======== Material for this exercise ========
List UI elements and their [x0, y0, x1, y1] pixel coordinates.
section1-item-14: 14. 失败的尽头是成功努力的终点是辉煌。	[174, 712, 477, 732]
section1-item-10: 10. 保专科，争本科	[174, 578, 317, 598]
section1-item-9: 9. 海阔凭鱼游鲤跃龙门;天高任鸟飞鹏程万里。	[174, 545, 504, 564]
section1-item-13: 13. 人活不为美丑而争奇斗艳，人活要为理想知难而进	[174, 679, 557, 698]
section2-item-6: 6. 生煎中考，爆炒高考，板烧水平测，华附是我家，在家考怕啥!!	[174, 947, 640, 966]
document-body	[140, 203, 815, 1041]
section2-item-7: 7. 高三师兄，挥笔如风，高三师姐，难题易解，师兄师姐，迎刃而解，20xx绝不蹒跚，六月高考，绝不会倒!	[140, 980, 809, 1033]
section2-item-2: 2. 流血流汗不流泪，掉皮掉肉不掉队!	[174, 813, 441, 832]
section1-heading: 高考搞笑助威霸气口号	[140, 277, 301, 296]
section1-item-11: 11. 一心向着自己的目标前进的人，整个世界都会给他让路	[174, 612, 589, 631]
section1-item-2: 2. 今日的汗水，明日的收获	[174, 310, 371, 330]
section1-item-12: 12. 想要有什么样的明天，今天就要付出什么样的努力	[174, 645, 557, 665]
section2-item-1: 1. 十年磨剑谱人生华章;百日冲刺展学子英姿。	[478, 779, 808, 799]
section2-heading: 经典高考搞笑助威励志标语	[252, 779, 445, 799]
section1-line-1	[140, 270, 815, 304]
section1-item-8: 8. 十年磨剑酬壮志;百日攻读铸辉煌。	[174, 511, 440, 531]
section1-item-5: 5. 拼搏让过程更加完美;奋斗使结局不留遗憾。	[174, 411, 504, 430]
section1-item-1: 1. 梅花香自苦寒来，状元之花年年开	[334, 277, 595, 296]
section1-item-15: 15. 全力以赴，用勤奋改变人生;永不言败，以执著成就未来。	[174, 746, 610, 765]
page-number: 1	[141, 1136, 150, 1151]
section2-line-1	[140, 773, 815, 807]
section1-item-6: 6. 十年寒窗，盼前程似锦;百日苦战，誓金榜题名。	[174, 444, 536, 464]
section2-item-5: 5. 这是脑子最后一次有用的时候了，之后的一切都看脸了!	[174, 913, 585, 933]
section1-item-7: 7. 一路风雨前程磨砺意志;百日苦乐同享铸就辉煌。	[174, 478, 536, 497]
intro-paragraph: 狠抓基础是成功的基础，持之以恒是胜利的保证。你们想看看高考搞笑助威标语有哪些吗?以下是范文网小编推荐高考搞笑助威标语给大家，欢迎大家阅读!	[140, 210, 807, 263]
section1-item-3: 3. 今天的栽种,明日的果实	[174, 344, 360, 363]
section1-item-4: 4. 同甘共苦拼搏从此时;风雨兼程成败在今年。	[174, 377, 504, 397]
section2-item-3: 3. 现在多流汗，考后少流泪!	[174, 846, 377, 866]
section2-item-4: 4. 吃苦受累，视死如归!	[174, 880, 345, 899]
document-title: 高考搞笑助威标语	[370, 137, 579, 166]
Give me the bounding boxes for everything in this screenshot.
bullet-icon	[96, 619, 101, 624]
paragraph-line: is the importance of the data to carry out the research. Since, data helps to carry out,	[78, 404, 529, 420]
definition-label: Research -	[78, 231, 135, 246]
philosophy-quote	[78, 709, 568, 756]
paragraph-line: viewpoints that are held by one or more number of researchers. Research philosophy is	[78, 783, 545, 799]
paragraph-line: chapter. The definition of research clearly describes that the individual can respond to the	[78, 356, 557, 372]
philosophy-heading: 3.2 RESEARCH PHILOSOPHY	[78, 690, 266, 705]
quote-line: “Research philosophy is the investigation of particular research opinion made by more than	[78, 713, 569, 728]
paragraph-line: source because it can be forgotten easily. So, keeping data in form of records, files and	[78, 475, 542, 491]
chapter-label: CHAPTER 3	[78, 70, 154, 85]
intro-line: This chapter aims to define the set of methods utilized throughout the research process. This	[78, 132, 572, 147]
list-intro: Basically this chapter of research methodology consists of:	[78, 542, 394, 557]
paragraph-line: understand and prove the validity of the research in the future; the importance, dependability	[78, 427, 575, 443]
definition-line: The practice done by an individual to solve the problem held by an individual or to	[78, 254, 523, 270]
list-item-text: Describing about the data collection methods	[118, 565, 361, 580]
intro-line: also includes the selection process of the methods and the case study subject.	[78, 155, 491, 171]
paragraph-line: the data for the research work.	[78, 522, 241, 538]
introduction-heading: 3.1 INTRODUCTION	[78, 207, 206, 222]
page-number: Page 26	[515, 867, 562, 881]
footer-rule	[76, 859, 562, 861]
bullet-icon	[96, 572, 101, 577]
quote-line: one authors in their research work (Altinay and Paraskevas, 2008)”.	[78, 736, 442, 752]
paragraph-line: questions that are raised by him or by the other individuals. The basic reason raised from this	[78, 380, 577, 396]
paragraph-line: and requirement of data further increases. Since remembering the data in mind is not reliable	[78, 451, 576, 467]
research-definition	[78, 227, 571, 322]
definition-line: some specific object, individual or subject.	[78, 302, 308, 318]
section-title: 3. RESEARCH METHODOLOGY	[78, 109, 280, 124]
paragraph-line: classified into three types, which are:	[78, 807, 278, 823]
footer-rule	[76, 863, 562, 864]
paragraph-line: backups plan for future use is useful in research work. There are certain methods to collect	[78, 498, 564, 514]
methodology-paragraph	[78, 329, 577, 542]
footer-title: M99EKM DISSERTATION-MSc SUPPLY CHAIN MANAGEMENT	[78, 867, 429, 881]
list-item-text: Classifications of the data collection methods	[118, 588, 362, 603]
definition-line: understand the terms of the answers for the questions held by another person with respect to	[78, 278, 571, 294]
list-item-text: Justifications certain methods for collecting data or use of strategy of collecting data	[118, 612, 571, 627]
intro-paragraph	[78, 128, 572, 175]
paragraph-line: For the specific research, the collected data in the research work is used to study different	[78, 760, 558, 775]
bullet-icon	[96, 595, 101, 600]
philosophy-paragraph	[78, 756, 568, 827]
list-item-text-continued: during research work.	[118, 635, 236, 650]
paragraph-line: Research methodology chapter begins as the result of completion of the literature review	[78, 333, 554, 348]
========
Task requirements :: Copy out the lines from the start of the records up to and including the line with "478, 536, 497]", unchanged.

Result of the task ::
List UI elements and their [x0, y0, x1, y1] pixel coordinates.
section1-item-14: 14. 失败的尽头是成功努力的终点是辉煌。	[174, 712, 477, 732]
section1-item-10: 10. 保专科，争本科	[174, 578, 317, 598]
section1-item-9: 9. 海阔凭鱼游鲤跃龙门;天高任鸟飞鹏程万里。	[174, 545, 504, 564]
section1-item-13: 13. 人活不为美丑而争奇斗艳，人活要为理想知难而进	[174, 679, 557, 698]
section2-item-6: 6. 生煎中考，爆炒高考，板烧水平测，华附是我家，在家考怕啥!!	[174, 947, 640, 966]
document-body	[140, 203, 815, 1041]
section2-item-7: 7. 高三师兄，挥笔如风，高三师姐，难题易解，师兄师姐，迎刃而解，20xx绝不蹒跚，六月高考，绝不会倒!	[140, 980, 809, 1033]
section2-item-2: 2. 流血流汗不流泪，掉皮掉肉不掉队!	[174, 813, 441, 832]
section1-heading: 高考搞笑助威霸气口号	[140, 277, 301, 296]
section1-item-11: 11. 一心向着自己的目标前进的人，整个世界都会给他让路	[174, 612, 589, 631]
section1-item-2: 2. 今日的汗水，明日的收获	[174, 310, 371, 330]
section1-item-12: 12. 想要有什么样的明天，今天就要付出什么样的努力	[174, 645, 557, 665]
section2-item-1: 1. 十年磨剑谱人生华章;百日冲刺展学子英姿。	[478, 779, 808, 799]
section2-heading: 经典高考搞笑助威励志标语	[252, 779, 445, 799]
section1-line-1	[140, 270, 815, 304]
section1-item-8: 8. 十年磨剑酬壮志;百日攻读铸辉煌。	[174, 511, 440, 531]
section1-item-5: 5. 拼搏让过程更加完美;奋斗使结局不留遗憾。	[174, 411, 504, 430]
section1-item-1: 1. 梅花香自苦寒来，状元之花年年开	[334, 277, 595, 296]
section1-item-15: 15. 全力以赴，用勤奋改变人生;永不言败，以执著成就未来。	[174, 746, 610, 765]
page-number: 1	[141, 1136, 150, 1151]
section2-line-1	[140, 773, 815, 807]
section1-item-6: 6. 十年寒窗，盼前程似锦;百日苦战，誓金榜题名。	[174, 444, 536, 464]
section2-item-5: 5. 这是脑子最后一次有用的时候了，之后的一切都看脸了!	[174, 913, 585, 933]
section1-item-7: 7. 一路风雨前程磨砺意志;百日苦乐同享铸就辉煌。	[174, 478, 536, 497]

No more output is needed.